- What to work on -
The answer is a single number: how many lines hold the string "degs".

(Records that describe figures)
------------------------------------
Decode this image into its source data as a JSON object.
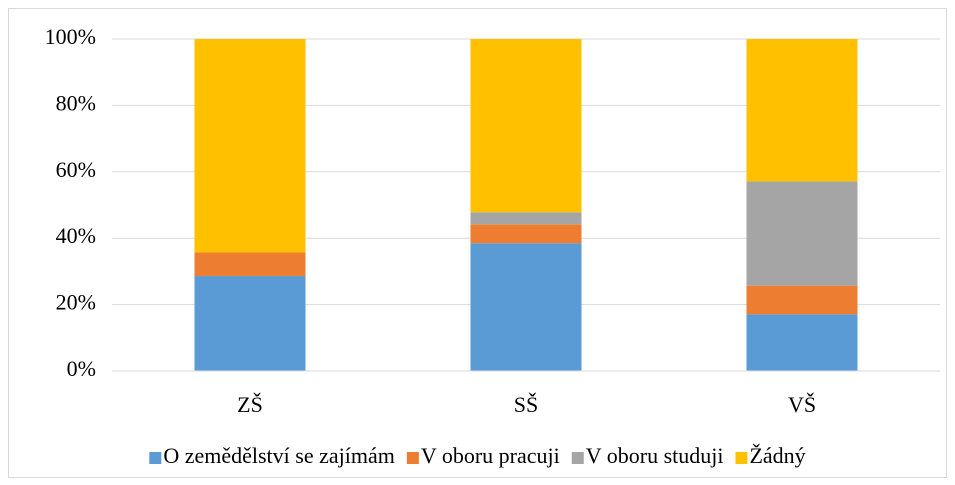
{
  "chart_data": {
    "type": "stacked_bar",
    "categories": [
      "ZŠ",
      "SŠ",
      "VŠ"
    ],
    "series": [
      {
        "name": "O zemědělství se zajímám",
        "color": "#5b9bd5",
        "values": [
          28.6,
          38.5,
          17.1
        ]
      },
      {
        "name": "V oboru pracuji",
        "color": "#ed7d31",
        "values": [
          7.1,
          5.7,
          8.6
        ]
      },
      {
        "name": "V oboru studuji",
        "color": "#a5a5a5",
        "values": [
          0,
          3.6,
          31.4
        ]
      },
      {
        "name": "Žádný",
        "color": "#ffc000",
        "values": [
          64.3,
          52.2,
          42.9
        ]
      }
    ],
    "ylim": [
      0,
      100
    ],
    "yticks": [
      {
        "value": 0,
        "label": "0%"
      },
      {
        "value": 20,
        "label": "20%"
      },
      {
        "value": 40,
        "label": "40%"
      },
      {
        "value": 60,
        "label": "60%"
      },
      {
        "value": 80,
        "label": "80%"
      },
      {
        "value": 100,
        "label": "100%"
      }
    ],
    "grid": true,
    "legend": "bottom"
  }
}
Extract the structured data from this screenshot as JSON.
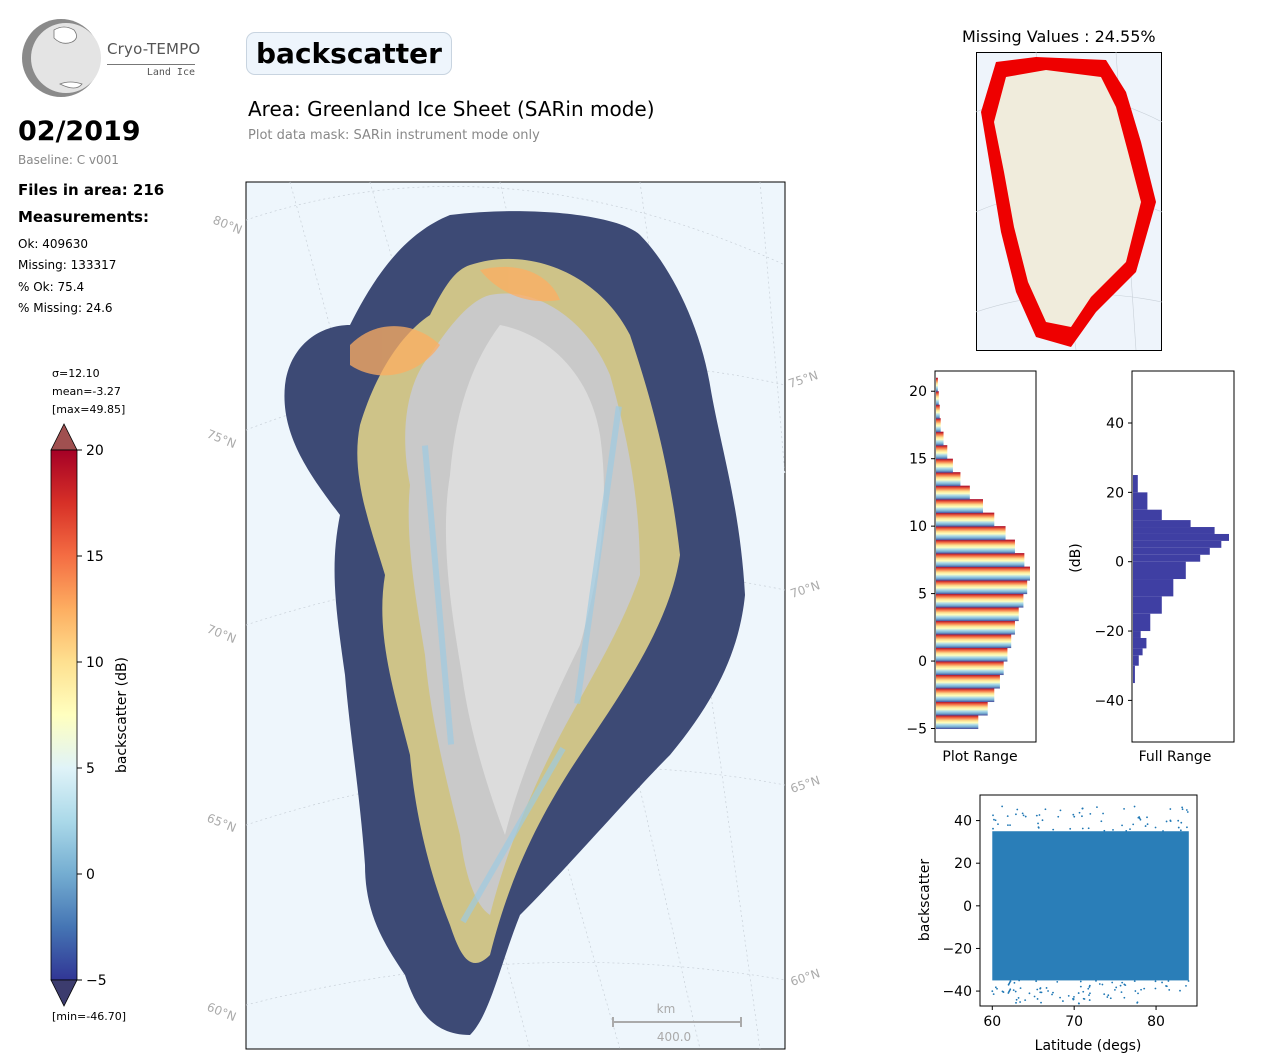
{
  "logo": {
    "title": "Cryo-TEMPO",
    "subtitle": "Land Ice"
  },
  "header": {
    "month": "02/2019",
    "baseline": "Baseline: C v001",
    "files": "Files in area: 216",
    "measurements": "Measurements:"
  },
  "stats": {
    "ok": "Ok: 409630",
    "missing": "Missing: 133317",
    "pct_ok": "% Ok: 75.4",
    "pct_missing": "% Missing: 24.6"
  },
  "param": "backscatter",
  "area_title": "Area: Greenland Ice Sheet (SARin mode)",
  "mask_note": "Plot data mask: SARin instrument mode only",
  "missing_title": "Missing Values : 24.55%",
  "colorbar": {
    "sigma": "σ=12.10",
    "mean": "mean=-3.27",
    "max": "[max=49.85]",
    "min": "[min=-46.70]",
    "label": "backscatter (dB)",
    "ticks": [
      "20",
      "15",
      "10",
      "5",
      "0",
      "−5"
    ],
    "colors": [
      "#a50026",
      "#d73027",
      "#f46d43",
      "#fdae61",
      "#fee090",
      "#ffffbf",
      "#e0f3f8",
      "#abd9e9",
      "#74add1",
      "#4575b4",
      "#313695"
    ]
  },
  "map": {
    "lat_labels_left": [
      "80°N",
      "75°N",
      "70°N",
      "65°N",
      "60°N"
    ],
    "lat_labels_right": [
      "75°N",
      "70°N",
      "65°N",
      "60°N"
    ],
    "scale_unit": "km",
    "scale_value": "400.0"
  },
  "hist_plot": {
    "xlabel": "Plot Range",
    "yticks": [
      "20",
      "15",
      "10",
      "5",
      "0",
      "−5"
    ]
  },
  "hist_full": {
    "xlabel": "Full Range",
    "ylabel": "(dB)",
    "yticks": [
      "40",
      "20",
      "0",
      "−20",
      "−40"
    ]
  },
  "scatter": {
    "xlabel": "Latitude (degs)",
    "ylabel": "backscatter",
    "yticks": [
      "40",
      "20",
      "0",
      "−20",
      "−40"
    ],
    "xticks": [
      "60",
      "70",
      "80"
    ]
  },
  "chart_data": [
    {
      "type": "bar",
      "title": "",
      "xlabel": "Plot Range",
      "ylim": [
        -6,
        21.5
      ],
      "note": "horizontal histogram of backscatter within plot range",
      "bins": [
        -5,
        -4,
        -3,
        -2,
        -1,
        0,
        1,
        2,
        3,
        4,
        5,
        6,
        7,
        8,
        9,
        10,
        11,
        12,
        13,
        14,
        15,
        16,
        17,
        18,
        19,
        20
      ],
      "counts": [
        0.45,
        0.55,
        0.62,
        0.68,
        0.72,
        0.76,
        0.8,
        0.84,
        0.88,
        0.93,
        0.97,
        1.0,
        0.94,
        0.84,
        0.74,
        0.62,
        0.5,
        0.36,
        0.26,
        0.18,
        0.12,
        0.08,
        0.05,
        0.04,
        0.03,
        0.02
      ]
    },
    {
      "type": "bar",
      "title": "",
      "xlabel": "Full Range",
      "ylabel": "(dB)",
      "ylim": [
        -52,
        55
      ],
      "bins": [
        -35,
        -30,
        -27,
        -25,
        -22,
        -20,
        -15,
        -10,
        -5,
        0,
        2,
        4,
        6,
        8,
        10,
        12,
        15,
        20,
        25
      ],
      "counts": [
        0.02,
        0.06,
        0.1,
        0.14,
        0.08,
        0.18,
        0.3,
        0.42,
        0.55,
        0.7,
        0.8,
        0.92,
        1.0,
        0.85,
        0.6,
        0.3,
        0.15,
        0.05,
        0.02
      ]
    },
    {
      "type": "scatter",
      "title": "",
      "xlabel": "Latitude (degs)",
      "ylabel": "backscatter",
      "xlim": [
        58.5,
        85
      ],
      "ylim": [
        -47,
        52
      ],
      "x_range": [
        60,
        84
      ],
      "y_band": [
        -35,
        35
      ],
      "y_extremes": [
        -46,
        47
      ]
    }
  ]
}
------------------------------------
- Response to this exercise -
2